# SET EXERCISE
Rewrite the lines below, from the line containing "cell: 8.982 (654, 427, 685, 441)" through the line containing "cell: 606 (934, 371, 955, 385)", both included, as a JSON list of strings with one string per line and no blank lines.

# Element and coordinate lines
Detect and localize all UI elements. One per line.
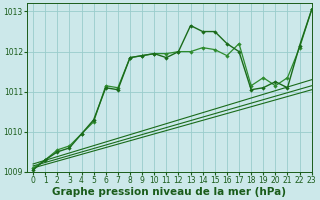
X-axis label: Graphe pression niveau de la mer (hPa): Graphe pression niveau de la mer (hPa) xyxy=(52,187,286,197)
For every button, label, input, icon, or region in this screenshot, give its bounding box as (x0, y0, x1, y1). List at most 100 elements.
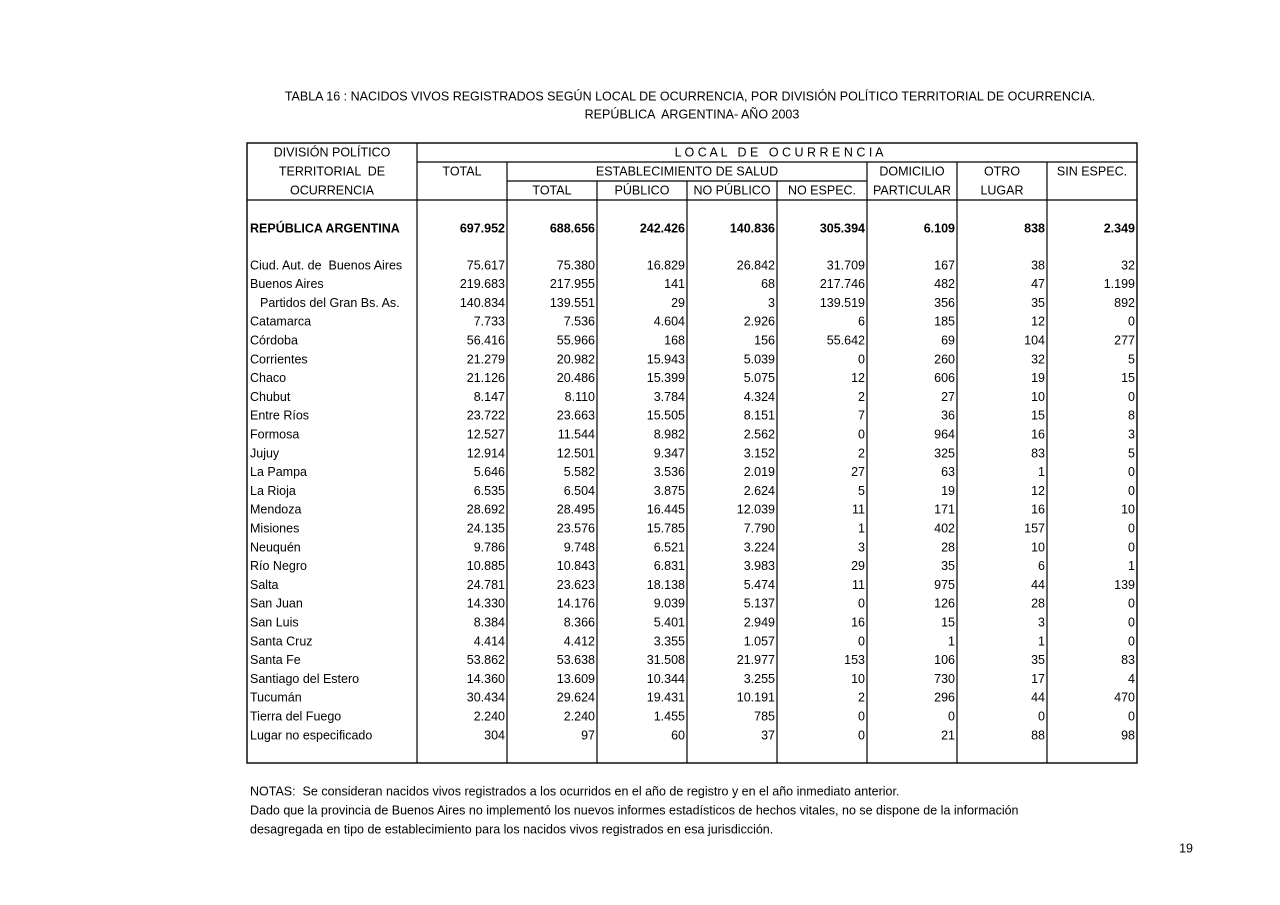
cell: 8.982 (654, 427, 685, 441)
cell: 2 (858, 691, 865, 705)
cell: 38 (1031, 258, 1045, 272)
row-label: Santa Fe (250, 653, 301, 667)
cell: 20.982 (557, 352, 595, 366)
cell: 10 (851, 672, 865, 686)
header-cell: PÚBLICO (615, 182, 670, 197)
cell: 60 (671, 728, 685, 742)
cell: 606 (934, 371, 955, 385)
row-label: Salta (250, 578, 279, 592)
cell: 277 (1114, 333, 1135, 347)
cell: 482 (934, 277, 955, 291)
cell: 838 (1024, 221, 1045, 235)
cell: 139.551 (550, 296, 595, 310)
cell: 10.843 (557, 559, 595, 573)
cell: 20.486 (557, 371, 595, 385)
header-cell: SIN ESPEC. (1057, 164, 1127, 178)
cell: 470 (1114, 691, 1135, 705)
cell: 964 (934, 427, 955, 441)
cell: 19 (941, 484, 955, 498)
cell: 2 (858, 390, 865, 404)
cell: 305.394 (820, 221, 865, 235)
cell: 16.445 (647, 503, 685, 517)
cell: 7.790 (744, 521, 775, 535)
cell: 21.126 (467, 371, 505, 385)
cell: 88 (1031, 728, 1045, 742)
cell: 16 (851, 615, 865, 629)
cell: 83 (1121, 653, 1135, 667)
cell: 0 (858, 427, 865, 441)
cell: 697.952 (460, 221, 505, 235)
row-label: Catamarca (250, 315, 311, 329)
cell: 18.138 (647, 578, 685, 592)
cell: 1.455 (654, 709, 685, 723)
cell: 1.057 (744, 634, 775, 648)
cell: 0 (1128, 465, 1135, 479)
cell: 5.075 (744, 371, 775, 385)
cell: 11.544 (558, 427, 595, 441)
cell: 12 (1031, 484, 1045, 498)
cell: 28 (1031, 597, 1045, 611)
cell: 140.834 (460, 296, 505, 310)
header-cell: LUGAR (980, 183, 1023, 197)
cell: 5.401 (654, 615, 685, 629)
cell: 15 (941, 615, 955, 629)
cell: 3 (858, 540, 865, 554)
cell: 12 (1031, 315, 1045, 329)
cell: 3.536 (654, 465, 685, 479)
cell: 8.110 (565, 390, 595, 404)
row-label: Mendoza (250, 503, 301, 517)
cell: 68 (761, 277, 775, 291)
cell: 3 (1128, 427, 1135, 441)
cell: 0 (1038, 709, 1045, 723)
row-label: La Rioja (250, 484, 296, 498)
cell: 12.527 (467, 427, 505, 441)
cell: 8.366 (564, 615, 595, 629)
cell: 1 (1038, 634, 1045, 648)
header-cell: NO ESPEC. (788, 183, 856, 197)
cell: 217.955 (550, 277, 595, 291)
header-cell: TERRITORIAL DE (279, 164, 385, 178)
cell: 21.977 (737, 653, 775, 667)
cell: 5.474 (744, 578, 775, 592)
cell: 0 (858, 597, 865, 611)
cell: 2.349 (1104, 221, 1135, 235)
cell: 8.151 (744, 409, 775, 423)
cell: 3.255 (744, 672, 775, 686)
cell: 2.624 (744, 484, 775, 498)
cell: 23.623 (557, 578, 595, 592)
cell: 19.431 (647, 691, 685, 705)
cell: 325 (934, 446, 955, 460)
title: TABLA 16 : NACIDOS VIVOS REGISTRADOS SEG… (285, 88, 1095, 103)
cell: 35 (1031, 296, 1045, 310)
cell: 10 (1031, 540, 1045, 554)
cell: 5.646 (474, 465, 505, 479)
cell: 1 (858, 521, 865, 535)
cell: 5 (1128, 446, 1135, 460)
row-label: Formosa (250, 427, 299, 441)
cell: 168 (664, 333, 685, 347)
row-label: Ciud. Aut. de Buenos Aires (250, 258, 402, 272)
cell: 260 (934, 352, 955, 366)
cell: 63 (941, 465, 955, 479)
cell: 104 (1024, 333, 1045, 347)
cell: 5.039 (744, 352, 775, 366)
cell: 2.949 (744, 615, 775, 629)
cell: 153 (844, 653, 865, 667)
cell: 4.604 (654, 315, 685, 329)
cell: 5.137 (744, 597, 775, 611)
cell: 35 (1031, 653, 1045, 667)
cell: 402 (934, 521, 955, 535)
cell: 3.152 (744, 446, 775, 460)
cell: 1 (948, 634, 955, 648)
cell: 15 (1121, 371, 1135, 385)
cell: 892 (1114, 296, 1135, 310)
cell: 10 (1031, 390, 1045, 404)
cell: 55.966 (557, 333, 595, 347)
cell: 28 (941, 540, 955, 554)
cell: 3.784 (654, 390, 685, 404)
cell: 29 (671, 296, 685, 310)
row-label: San Luis (250, 615, 299, 629)
cell: 1 (1038, 465, 1045, 479)
cell: 356 (934, 296, 955, 310)
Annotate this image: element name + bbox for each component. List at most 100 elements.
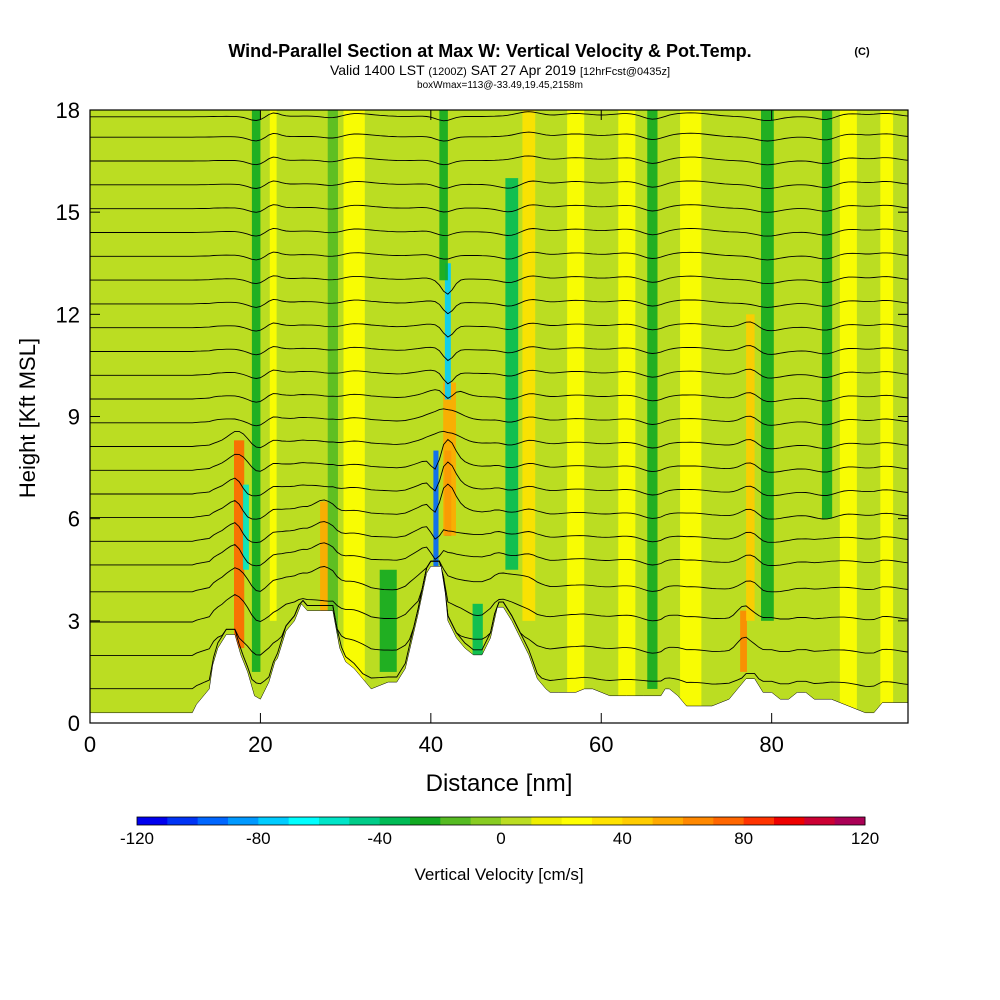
isentrope-line [90,408,908,427]
colorbar-swatch [774,817,805,825]
isentrope-line [90,461,908,497]
x-tick-label: 0 [84,732,96,757]
velocity-plume [618,110,636,723]
colorbar-frame [136,816,866,826]
colorbar-swatch [592,817,623,825]
y-tick-label: 12 [56,302,80,327]
isentrope-line [90,275,908,295]
x-axis: 0 20 40 60 80 [84,110,784,757]
colorbar-swatch [258,817,290,825]
velocity-plume [439,110,448,281]
velocity-plume [251,110,261,672]
colorbar-tick-label: 120 [851,829,879,848]
subtitle-valid-time: Valid 1400 LST [330,62,425,78]
isentrope-line [90,321,908,338]
velocity-plume [269,110,277,621]
colorbar-swatch [349,817,381,825]
velocity-plume [680,110,702,723]
x-tick-label: 40 [419,732,443,757]
velocity-plume [343,110,365,723]
colorbar-swatch [167,817,199,825]
subtitle-forecast: [12hrFcst@0435z] [580,66,670,78]
colorbar-swatch [713,817,745,825]
colorbar-swatch [379,817,411,825]
plot-area [90,110,908,723]
y-tick-label: 3 [68,609,80,634]
colorbar-tick-label: -40 [367,829,392,848]
y-tick-label: 15 [56,200,80,225]
isentrope-lines [90,111,908,690]
velocity-field [234,110,894,723]
colorbar-swatch [440,817,472,825]
colorbar-swatch [531,817,563,825]
y-tick-label: 6 [68,507,80,532]
velocity-plume [761,110,774,621]
isentrope-line [90,483,908,520]
x-tick-label: 60 [589,732,613,757]
y-axis: 0 3 6 9 12 15 18 [56,98,908,736]
colorbar-tick-label: 80 [734,829,753,848]
velocity-plume [443,382,456,536]
x-tick-label: 80 [759,732,783,757]
isentrope-line [90,389,908,403]
colorbar-swatch [410,817,441,825]
colorbar-swatch [501,817,532,825]
isentrope-line [90,251,908,261]
isentrope-line [90,430,908,450]
colorbar-swatch [804,817,836,825]
y-axis-label: Height [Kft MSL] [15,338,40,498]
velocity-plume [821,110,833,519]
colorbar-swatch [652,817,684,825]
isentrope-line [90,560,908,623]
chart-subtitle-box: boxWmax=113@-33.49,19.45,2158m [417,80,583,91]
colorbar-swatch [622,817,654,825]
isentrope-line [90,345,908,362]
isentrope-line [90,111,908,122]
colorbar-tick-label: -80 [246,829,271,848]
isentrope-line [90,227,908,237]
velocity-plume [567,110,585,723]
velocity-plume [433,450,439,567]
y-tick-label: 18 [56,98,80,123]
subtitle-utc: (1200Z) [428,66,467,78]
colorbar-label: Vertical Velocity [cm/s] [414,865,583,884]
colorbar-tick-label: 40 [613,829,632,848]
isentrope-line [90,560,908,656]
y-tick-label: 9 [68,405,80,430]
isentrope-line [90,155,908,166]
chart-title: Wind-Parallel Section at Max W: Vertical… [228,41,751,61]
terrain-mask [90,566,908,723]
subtitle-date: SAT 27 Apr 2019 [471,62,577,78]
isentrope-line [90,131,908,142]
colorbar-tick-label: 0 [496,829,505,848]
colorbar-swatch [228,817,259,825]
isentrope-line [90,298,908,315]
colorbar-swatch [683,817,714,825]
velocity-plume [242,484,249,570]
colorbar-tick-label: -120 [120,829,154,848]
velocity-plume [740,610,747,672]
velocity-plume [522,110,536,621]
velocity-plume [327,110,338,638]
colorbar-swatch [197,817,229,825]
velocity-plume [379,569,397,672]
isentrope-line [90,438,908,473]
velocity-plume [839,110,857,723]
colorbar-swatch [470,817,502,825]
colorbar-swatch [561,817,593,825]
colorbar-swatch [319,817,350,825]
x-tick-label: 20 [248,732,272,757]
velocity-plume [444,263,451,400]
isentrope-line [90,560,908,593]
velocity-plume [880,110,894,723]
velocity-plume [320,501,329,615]
isentrope-line [90,180,908,190]
colorbar: -120 -80 -40 0 40 80 120 [120,816,879,848]
y-tick-label: 0 [68,711,80,736]
isentrope-line [90,368,908,385]
velocity-plume [505,178,519,570]
x-axis-label: Distance [nm] [426,770,573,797]
velocity-plume [647,110,658,689]
colorbar-swatch [288,817,320,825]
isentrope-line [90,204,908,213]
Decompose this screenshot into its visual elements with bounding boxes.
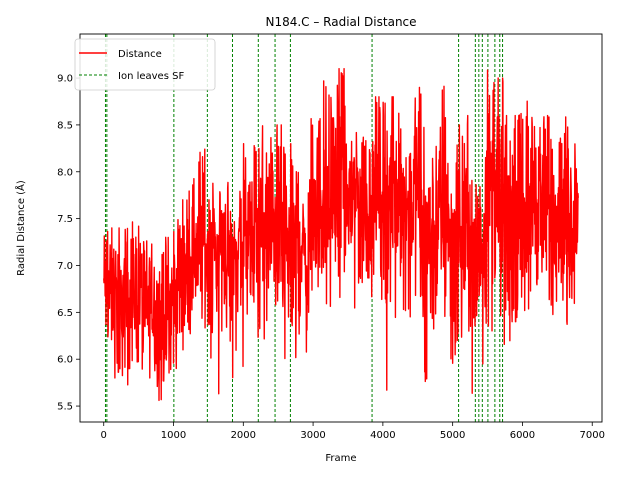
y-axis-label: Radial Distance (Å) — [14, 180, 27, 276]
chart-title: N184.C – Radial Distance — [265, 15, 416, 29]
x-tick-label: 2000 — [231, 430, 256, 441]
distance-line — [103, 67, 579, 402]
y-tick-label: 9.0 — [57, 74, 73, 85]
y-axis-ticks: 5.5 6.0 6.5 7.0 7.5 8.0 8.5 9.0 — [57, 74, 80, 413]
legend-event-label: Ion leaves SF — [118, 71, 184, 82]
x-axis-ticks: 0 1000 2000 3000 4000 5000 6000 7000 — [101, 422, 605, 441]
legend: Distance Ion leaves SF — [74, 38, 216, 91]
x-tick-label: 1000 — [161, 430, 186, 441]
legend-box — [74, 38, 216, 91]
distance-series — [103, 67, 579, 402]
y-tick-label: 7.0 — [57, 261, 73, 272]
x-tick-label: 4000 — [370, 430, 395, 441]
x-tick-label: 5000 — [440, 430, 465, 441]
y-tick-label: 6.5 — [57, 308, 73, 319]
plot-area — [103, 34, 579, 422]
legend-distance-label: Distance — [118, 49, 162, 60]
y-tick-label: 8.0 — [57, 167, 73, 178]
y-tick-label: 8.5 — [57, 120, 73, 131]
y-tick-label: 7.5 — [57, 214, 73, 225]
x-tick-label: 6000 — [510, 430, 535, 441]
x-tick-label: 7000 — [580, 430, 605, 441]
y-tick-label: 6.0 — [57, 355, 73, 366]
axes-frame — [79, 33, 603, 423]
x-tick-label: 3000 — [300, 430, 325, 441]
y-tick-label: 5.5 — [57, 402, 73, 413]
x-axis-label: Frame — [325, 453, 356, 464]
x-tick-label: 0 — [101, 430, 107, 441]
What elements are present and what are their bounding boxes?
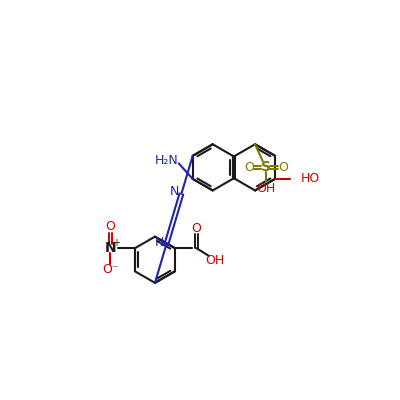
Text: H₂N: H₂N [155,154,178,167]
Text: +: + [112,238,120,248]
Text: N: N [104,241,116,255]
Text: O: O [278,161,288,174]
Text: N: N [155,236,164,249]
Text: HO: HO [301,172,320,185]
Text: N: N [170,186,180,198]
Text: S: S [261,160,271,174]
Text: O: O [244,161,254,174]
Text: OH: OH [205,254,225,267]
Text: O: O [105,220,115,233]
Text: O⁻: O⁻ [102,263,118,276]
Text: OH: OH [256,182,276,195]
Text: O: O [192,222,202,235]
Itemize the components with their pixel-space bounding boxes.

# TASK ANSWER
[
  "cell: 8.982 (654, 427, 685, 441)",
  "cell: 2 (858, 691, 865, 705)",
  "cell: 38 (1031, 258, 1045, 272)",
  "row-label: Santa Fe (250, 653, 301, 667)",
  "cell: 20.982 (557, 352, 595, 366)",
  "cell: 10 (851, 672, 865, 686)",
  "header-cell: PÚBLICO (615, 182, 670, 197)",
  "cell: 60 (671, 728, 685, 742)",
  "cell: 606 (934, 371, 955, 385)"
]